● Task prompt: Extract every line of the rows below and reproduce each one verbatim, with no changes.

(Rows taken from a collection)
◆ ◆ ◆ ◆ ◆

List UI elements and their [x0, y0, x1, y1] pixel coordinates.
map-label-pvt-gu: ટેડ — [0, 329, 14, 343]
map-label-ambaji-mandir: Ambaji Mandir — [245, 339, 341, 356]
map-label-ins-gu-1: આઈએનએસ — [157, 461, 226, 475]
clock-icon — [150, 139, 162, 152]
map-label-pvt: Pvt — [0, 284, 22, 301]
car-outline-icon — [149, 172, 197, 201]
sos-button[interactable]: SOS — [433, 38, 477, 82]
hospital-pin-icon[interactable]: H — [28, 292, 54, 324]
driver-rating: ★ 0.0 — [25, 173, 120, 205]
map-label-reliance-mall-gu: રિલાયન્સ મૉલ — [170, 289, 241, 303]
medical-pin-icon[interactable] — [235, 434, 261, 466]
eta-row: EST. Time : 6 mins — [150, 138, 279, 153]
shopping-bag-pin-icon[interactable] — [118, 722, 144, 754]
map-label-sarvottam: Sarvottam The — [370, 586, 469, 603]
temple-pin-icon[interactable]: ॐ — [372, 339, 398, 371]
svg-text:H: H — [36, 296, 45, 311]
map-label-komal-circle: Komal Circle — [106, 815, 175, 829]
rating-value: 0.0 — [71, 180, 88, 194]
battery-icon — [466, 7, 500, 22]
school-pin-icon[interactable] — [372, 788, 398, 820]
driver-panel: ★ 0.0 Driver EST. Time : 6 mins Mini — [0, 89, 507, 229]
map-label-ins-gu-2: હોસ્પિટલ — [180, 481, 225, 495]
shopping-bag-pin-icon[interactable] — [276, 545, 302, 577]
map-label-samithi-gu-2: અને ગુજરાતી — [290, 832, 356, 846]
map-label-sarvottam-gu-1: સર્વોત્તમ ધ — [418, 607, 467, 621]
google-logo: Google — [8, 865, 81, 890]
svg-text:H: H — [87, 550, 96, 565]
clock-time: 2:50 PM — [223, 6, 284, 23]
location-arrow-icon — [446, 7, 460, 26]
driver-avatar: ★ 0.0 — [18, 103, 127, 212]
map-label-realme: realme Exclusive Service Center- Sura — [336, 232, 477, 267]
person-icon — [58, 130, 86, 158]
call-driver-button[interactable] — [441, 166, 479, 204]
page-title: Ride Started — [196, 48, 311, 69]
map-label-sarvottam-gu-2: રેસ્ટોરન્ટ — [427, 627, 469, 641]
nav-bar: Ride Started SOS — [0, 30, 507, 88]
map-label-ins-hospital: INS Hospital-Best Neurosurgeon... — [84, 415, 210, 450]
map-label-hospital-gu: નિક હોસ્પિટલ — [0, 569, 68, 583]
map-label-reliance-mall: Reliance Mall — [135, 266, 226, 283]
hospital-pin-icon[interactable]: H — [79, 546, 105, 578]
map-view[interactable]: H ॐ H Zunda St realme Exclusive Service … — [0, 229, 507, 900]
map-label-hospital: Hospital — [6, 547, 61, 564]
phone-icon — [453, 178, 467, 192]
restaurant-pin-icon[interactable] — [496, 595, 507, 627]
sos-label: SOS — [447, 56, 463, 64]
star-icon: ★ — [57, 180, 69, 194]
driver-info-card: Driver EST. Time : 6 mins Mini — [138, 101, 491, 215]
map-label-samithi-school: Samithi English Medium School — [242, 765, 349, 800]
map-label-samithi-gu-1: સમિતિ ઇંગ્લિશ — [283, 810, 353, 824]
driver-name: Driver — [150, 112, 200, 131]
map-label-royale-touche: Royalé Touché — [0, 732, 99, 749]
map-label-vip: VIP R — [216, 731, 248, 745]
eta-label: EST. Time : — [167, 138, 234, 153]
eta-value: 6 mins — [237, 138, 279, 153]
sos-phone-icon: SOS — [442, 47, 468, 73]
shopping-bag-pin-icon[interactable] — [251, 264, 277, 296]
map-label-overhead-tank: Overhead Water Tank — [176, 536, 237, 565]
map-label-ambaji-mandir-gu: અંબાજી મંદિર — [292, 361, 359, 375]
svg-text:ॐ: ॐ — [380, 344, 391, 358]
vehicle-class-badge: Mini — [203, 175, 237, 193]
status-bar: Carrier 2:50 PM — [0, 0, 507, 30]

◆ ◆ ◆ ◆ ◆

● Written reply:
List UI elements and their [x0, y0, x1, y1] pixel coordinates.
map-label-pvt-gu: ટેડ — [0, 329, 14, 343]
map-label-ambaji-mandir: Ambaji Mandir — [245, 339, 341, 356]
map-label-ins-gu-1: આઈએનએસ — [157, 461, 226, 475]
clock-icon — [150, 139, 162, 152]
map-label-pvt: Pvt — [0, 284, 22, 301]
car-outline-icon — [149, 172, 197, 201]
sos-button[interactable]: SOS — [433, 38, 477, 82]
hospital-pin-icon[interactable]: H — [28, 292, 54, 324]
driver-rating: ★ 0.0 — [25, 173, 120, 205]
map-label-reliance-mall-gu: રિલાયન્સ મૉલ — [170, 289, 241, 303]
medical-pin-icon[interactable] — [235, 434, 261, 466]
eta-row: EST. Time : 6 mins — [150, 138, 279, 153]
shopping-bag-pin-icon[interactable] — [118, 722, 144, 754]
map-label-sarvottam: Sarvottam The — [370, 586, 469, 603]
temple-pin-icon[interactable]: ॐ — [372, 339, 398, 371]
svg-text:H: H — [36, 296, 45, 311]
map-label-komal-circle: Komal Circle — [106, 815, 175, 829]
rating-value: 0.0 — [71, 180, 88, 194]
battery-icon — [466, 7, 500, 22]
school-pin-icon[interactable] — [372, 788, 398, 820]
driver-panel: ★ 0.0 Driver EST. Time : 6 mins Mini — [0, 89, 507, 229]
map-label-ins-gu-2: હોસ્પિટલ — [180, 481, 225, 495]
shopping-bag-pin-icon[interactable] — [276, 545, 302, 577]
map-label-samithi-gu-2: અને ગુજરાતી — [290, 832, 356, 846]
map-label-sarvottam-gu-1: સર્વોત્તમ ધ — [418, 607, 467, 621]
google-logo: Google — [8, 865, 81, 890]
svg-text:H: H — [87, 550, 96, 565]
clock-time: 2:50 PM — [223, 6, 284, 23]
location-arrow-icon — [446, 7, 460, 26]
driver-avatar: ★ 0.0 — [18, 103, 127, 212]
map-label-realme: realme Exclusive Service Center- Sura — [336, 232, 477, 267]
person-icon — [58, 130, 86, 158]
call-driver-button[interactable] — [441, 166, 479, 204]
page-title: Ride Started — [196, 48, 311, 69]
map-label-sarvottam-gu-2: રેસ્ટોરન્ટ — [427, 627, 469, 641]
nav-bar: Ride Started SOS — [0, 30, 507, 88]
map-label-ins-hospital: INS Hospital-Best Neurosurgeon... — [84, 415, 210, 450]
map-label-hospital-gu: નિક હોસ્પિટલ — [0, 569, 68, 583]
map-label-reliance-mall: Reliance Mall — [135, 266, 226, 283]
hospital-pin-icon[interactable]: H — [79, 546, 105, 578]
map-view[interactable]: H ॐ H Zunda St realme Exclusive Service … — [0, 229, 507, 900]
map-label-hospital: Hospital — [6, 547, 61, 564]
phone-icon — [453, 178, 467, 192]
restaurant-pin-icon[interactable] — [496, 595, 507, 627]
sos-label: SOS — [447, 56, 463, 64]
star-icon: ★ — [57, 180, 69, 194]
driver-info-card: Driver EST. Time : 6 mins Mini — [138, 101, 491, 215]
map-label-samithi-school: Samithi English Medium School — [242, 765, 349, 800]
map-label-samithi-gu-1: સમિતિ ઇંગ્લિશ — [283, 810, 353, 824]
driver-name: Driver — [150, 112, 200, 131]
map-label-royale-touche: Royalé Touché — [0, 732, 99, 749]
map-label-vip: VIP R — [216, 731, 248, 745]
eta-label: EST. Time : — [167, 138, 234, 153]
eta-value: 6 mins — [237, 138, 279, 153]
sos-phone-icon: SOS — [442, 47, 468, 73]
shopping-bag-pin-icon[interactable] — [251, 264, 277, 296]
map-label-overhead-tank: Overhead Water Tank — [176, 536, 237, 565]
map-label-ambaji-mandir-gu: અંબાજી મંદિર — [292, 361, 359, 375]
svg-text:ॐ: ॐ — [380, 344, 391, 358]
vehicle-class-badge: Mini — [203, 175, 237, 193]
status-bar: Carrier 2:50 PM — [0, 0, 507, 30]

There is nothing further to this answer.